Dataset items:

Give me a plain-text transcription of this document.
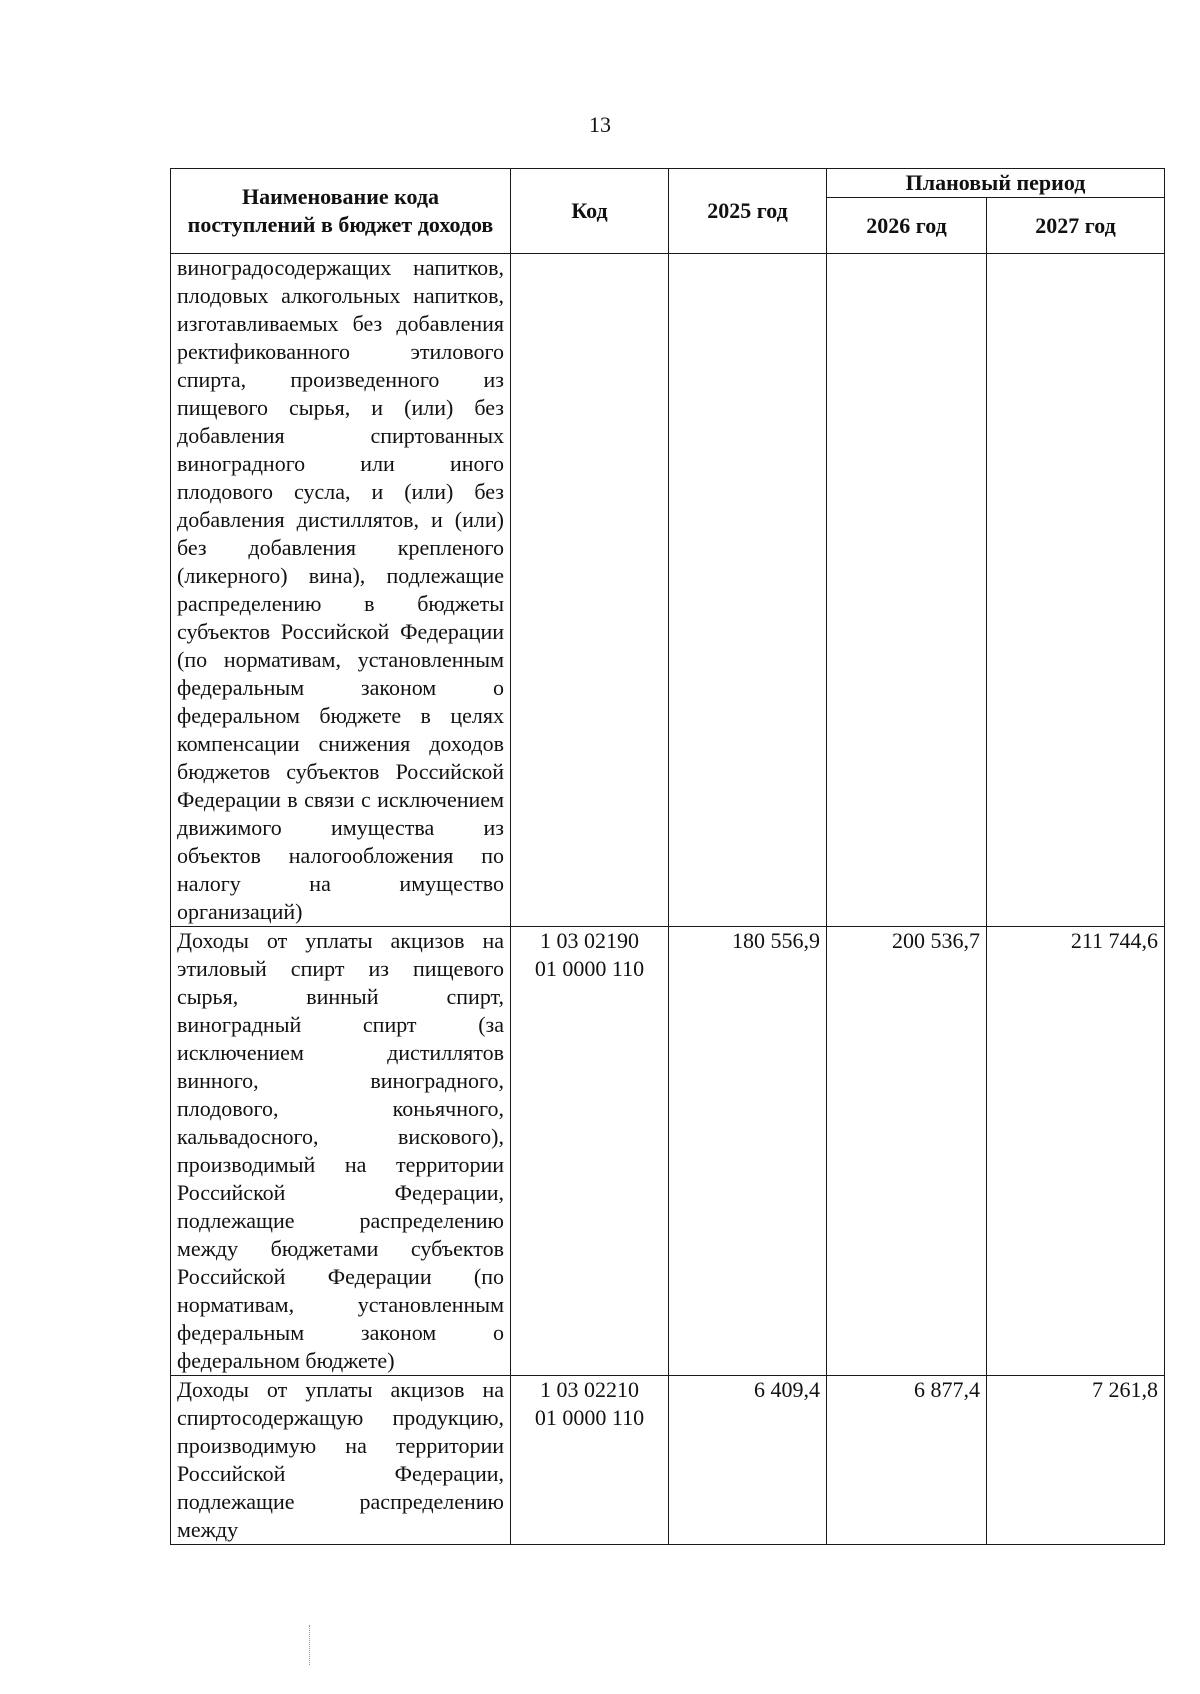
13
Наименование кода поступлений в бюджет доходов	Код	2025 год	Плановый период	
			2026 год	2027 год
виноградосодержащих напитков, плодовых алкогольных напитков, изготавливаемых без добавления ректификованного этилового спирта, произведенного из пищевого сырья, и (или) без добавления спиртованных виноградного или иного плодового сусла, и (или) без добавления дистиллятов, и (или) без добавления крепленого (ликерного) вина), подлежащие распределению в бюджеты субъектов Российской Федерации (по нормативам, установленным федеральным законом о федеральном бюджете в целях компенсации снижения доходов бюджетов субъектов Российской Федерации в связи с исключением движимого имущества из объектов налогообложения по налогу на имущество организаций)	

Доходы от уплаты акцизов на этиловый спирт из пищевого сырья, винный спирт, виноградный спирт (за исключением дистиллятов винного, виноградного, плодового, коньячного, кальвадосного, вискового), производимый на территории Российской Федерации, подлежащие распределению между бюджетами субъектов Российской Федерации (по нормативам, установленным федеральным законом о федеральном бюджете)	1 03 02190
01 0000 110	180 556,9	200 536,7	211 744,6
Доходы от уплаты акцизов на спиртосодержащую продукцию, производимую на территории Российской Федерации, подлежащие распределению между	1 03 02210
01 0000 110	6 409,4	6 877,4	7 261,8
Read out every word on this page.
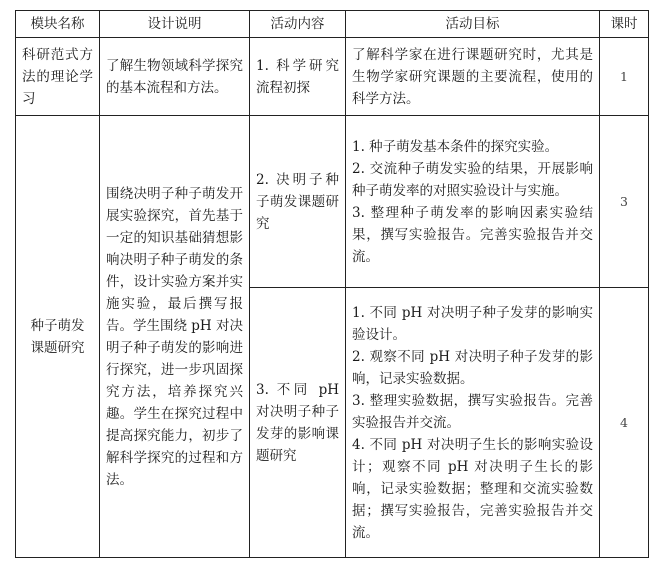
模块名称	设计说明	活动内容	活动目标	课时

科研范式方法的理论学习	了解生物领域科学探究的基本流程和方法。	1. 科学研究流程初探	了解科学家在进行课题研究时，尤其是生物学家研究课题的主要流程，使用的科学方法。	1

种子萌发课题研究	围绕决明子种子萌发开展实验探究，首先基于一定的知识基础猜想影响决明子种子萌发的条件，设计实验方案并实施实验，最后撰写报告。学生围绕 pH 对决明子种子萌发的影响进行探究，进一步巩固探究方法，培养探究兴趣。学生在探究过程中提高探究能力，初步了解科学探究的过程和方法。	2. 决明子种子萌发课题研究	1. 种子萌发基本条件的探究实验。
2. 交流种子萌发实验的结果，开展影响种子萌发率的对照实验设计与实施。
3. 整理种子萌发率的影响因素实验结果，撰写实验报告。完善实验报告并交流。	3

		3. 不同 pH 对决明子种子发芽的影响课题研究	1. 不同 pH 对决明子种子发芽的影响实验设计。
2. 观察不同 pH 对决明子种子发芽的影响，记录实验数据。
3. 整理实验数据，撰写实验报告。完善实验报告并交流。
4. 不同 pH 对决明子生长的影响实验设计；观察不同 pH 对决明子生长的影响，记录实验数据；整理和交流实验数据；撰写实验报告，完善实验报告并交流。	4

■ Problem to solve ■
Reproduce the material above in full, exactly, with no images.

■ Result of this task ■
Give me a plain-text transcription of this document.
13
Наименование кода поступлений в бюджет доходов	Код	2025 год	Плановый период	
			2026 год	2027 год
виноградосодержащих напитков, плодовых алкогольных напитков, изготавливаемых без добавления ректификованного этилового спирта, произведенного из пищевого сырья, и (или) без добавления спиртованных виноградного или иного плодового сусла, и (или) без добавления дистиллятов, и (или) без добавления крепленого (ликерного) вина), подлежащие распределению в бюджеты субъектов Российской Федерации (по нормативам, установленным федеральным законом о федеральном бюджете в целях компенсации снижения доходов бюджетов субъектов Российской Федерации в связи с исключением движимого имущества из объектов налогообложения по налогу на имущество организаций)	

Доходы от уплаты акцизов на этиловый спирт из пищевого сырья, винный спирт, виноградный спирт (за исключением дистиллятов винного, виноградного, плодового, коньячного, кальвадосного, вискового), производимый на территории Российской Федерации, подлежащие распределению между бюджетами субъектов Российской Федерации (по нормативам, установленным федеральным законом о федеральном бюджете)	1 03 02190
01 0000 110	180 556,9	200 536,7	211 744,6
Доходы от уплаты акцизов на спиртосодержащую продукцию, производимую на территории Российской Федерации, подлежащие распределению между	1 03 02210
01 0000 110	6 409,4	6 877,4	7 261,8
Read out every word on this page.
模块名称	设计说明	活动内容	活动目标	课时

科研范式方法的理论学习	了解生物领域科学探究的基本流程和方法。	1. 科学研究流程初探	了解科学家在进行课题研究时，尤其是生物学家研究课题的主要流程，使用的科学方法。	1

种子萌发课题研究	围绕决明子种子萌发开展实验探究，首先基于一定的知识基础猜想影响决明子种子萌发的条件，设计实验方案并实施实验，最后撰写报告。学生围绕 pH 对决明子种子萌发的影响进行探究，进一步巩固探究方法，培养探究兴趣。学生在探究过程中提高探究能力，初步了解科学探究的过程和方法。	2. 决明子种子萌发课题研究	1. 种子萌发基本条件的探究实验。
2. 交流种子萌发实验的结果，开展影响种子萌发率的对照实验设计与实施。
3. 整理种子萌发率的影响因素实验结果，撰写实验报告。完善实验报告并交流。	3

		3. 不同 pH 对决明子种子发芽的影响课题研究	1. 不同 pH 对决明子种子发芽的影响实验设计。
2. 观察不同 pH 对决明子种子发芽的影响，记录实验数据。
3. 整理实验数据，撰写实验报告。完善实验报告并交流。
4. 不同 pH 对决明子生长的影响实验设计；观察不同 pH 对决明子生长的影响，记录实验数据；整理和交流实验数据；撰写实验报告，完善实验报告并交流。	4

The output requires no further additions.